● **DATA LINES**

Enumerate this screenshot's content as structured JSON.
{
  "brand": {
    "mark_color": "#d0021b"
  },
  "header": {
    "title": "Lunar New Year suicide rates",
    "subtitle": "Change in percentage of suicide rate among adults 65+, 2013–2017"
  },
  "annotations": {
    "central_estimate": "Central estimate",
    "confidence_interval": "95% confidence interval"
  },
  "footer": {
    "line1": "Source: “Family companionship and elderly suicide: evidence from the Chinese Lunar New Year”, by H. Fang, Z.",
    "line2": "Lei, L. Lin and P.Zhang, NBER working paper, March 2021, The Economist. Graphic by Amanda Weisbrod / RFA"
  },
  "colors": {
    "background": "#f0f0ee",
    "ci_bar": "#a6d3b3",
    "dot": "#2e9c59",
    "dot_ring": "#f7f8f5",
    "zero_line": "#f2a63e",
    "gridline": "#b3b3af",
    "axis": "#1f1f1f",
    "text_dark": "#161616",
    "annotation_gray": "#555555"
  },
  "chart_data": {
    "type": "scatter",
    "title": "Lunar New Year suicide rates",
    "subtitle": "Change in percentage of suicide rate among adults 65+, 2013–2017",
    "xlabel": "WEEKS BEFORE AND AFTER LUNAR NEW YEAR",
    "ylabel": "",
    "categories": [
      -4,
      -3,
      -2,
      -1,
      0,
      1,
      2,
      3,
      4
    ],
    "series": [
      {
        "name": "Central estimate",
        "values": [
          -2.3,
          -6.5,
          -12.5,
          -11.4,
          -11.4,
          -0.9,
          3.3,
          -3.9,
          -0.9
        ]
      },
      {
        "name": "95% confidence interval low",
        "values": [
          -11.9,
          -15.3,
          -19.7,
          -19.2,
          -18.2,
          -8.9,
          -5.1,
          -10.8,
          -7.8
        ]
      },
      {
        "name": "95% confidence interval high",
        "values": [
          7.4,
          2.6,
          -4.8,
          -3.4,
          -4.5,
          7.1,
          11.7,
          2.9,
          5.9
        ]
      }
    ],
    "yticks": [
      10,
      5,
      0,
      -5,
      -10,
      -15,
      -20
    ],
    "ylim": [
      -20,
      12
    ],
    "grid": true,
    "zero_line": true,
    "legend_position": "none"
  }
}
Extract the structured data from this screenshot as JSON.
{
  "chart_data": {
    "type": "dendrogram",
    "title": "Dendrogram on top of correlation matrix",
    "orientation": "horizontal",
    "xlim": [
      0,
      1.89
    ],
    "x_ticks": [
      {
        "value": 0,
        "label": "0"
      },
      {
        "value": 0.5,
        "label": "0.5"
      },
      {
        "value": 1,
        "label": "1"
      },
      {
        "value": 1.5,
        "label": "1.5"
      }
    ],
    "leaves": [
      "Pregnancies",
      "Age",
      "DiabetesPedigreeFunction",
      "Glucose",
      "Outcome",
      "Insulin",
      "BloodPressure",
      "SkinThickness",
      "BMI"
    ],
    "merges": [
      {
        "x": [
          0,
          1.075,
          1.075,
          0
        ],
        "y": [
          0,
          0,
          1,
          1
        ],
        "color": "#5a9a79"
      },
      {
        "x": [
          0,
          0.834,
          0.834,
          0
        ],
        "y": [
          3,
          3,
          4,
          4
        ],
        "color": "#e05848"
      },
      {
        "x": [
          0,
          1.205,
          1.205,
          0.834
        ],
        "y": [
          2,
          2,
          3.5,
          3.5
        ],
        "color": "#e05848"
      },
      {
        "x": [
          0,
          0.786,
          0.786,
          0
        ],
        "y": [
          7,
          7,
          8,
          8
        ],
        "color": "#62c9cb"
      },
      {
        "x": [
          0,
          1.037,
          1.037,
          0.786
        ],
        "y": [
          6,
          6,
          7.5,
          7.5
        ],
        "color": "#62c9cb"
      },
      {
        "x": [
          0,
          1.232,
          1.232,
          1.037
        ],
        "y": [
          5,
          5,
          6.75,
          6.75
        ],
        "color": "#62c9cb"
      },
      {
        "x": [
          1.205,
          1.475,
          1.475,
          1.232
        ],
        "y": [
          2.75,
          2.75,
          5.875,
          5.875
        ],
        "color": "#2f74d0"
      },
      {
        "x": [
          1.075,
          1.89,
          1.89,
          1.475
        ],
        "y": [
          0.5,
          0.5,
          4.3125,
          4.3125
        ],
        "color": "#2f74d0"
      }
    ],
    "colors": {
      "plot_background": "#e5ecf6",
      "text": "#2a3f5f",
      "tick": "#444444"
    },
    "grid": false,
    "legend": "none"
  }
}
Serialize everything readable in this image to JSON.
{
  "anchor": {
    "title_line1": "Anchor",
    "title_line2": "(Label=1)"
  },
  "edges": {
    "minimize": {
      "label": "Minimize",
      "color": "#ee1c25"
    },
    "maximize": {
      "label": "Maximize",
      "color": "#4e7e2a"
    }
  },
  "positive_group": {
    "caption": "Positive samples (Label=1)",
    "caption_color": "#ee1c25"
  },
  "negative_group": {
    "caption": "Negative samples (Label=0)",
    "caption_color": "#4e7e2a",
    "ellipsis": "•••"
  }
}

● **WHAT TO PRODUCE**
Using the records above, say how many lines include the string "name". Only the number is wanted.

● **SOLUTION TO THE PROBLEM**
3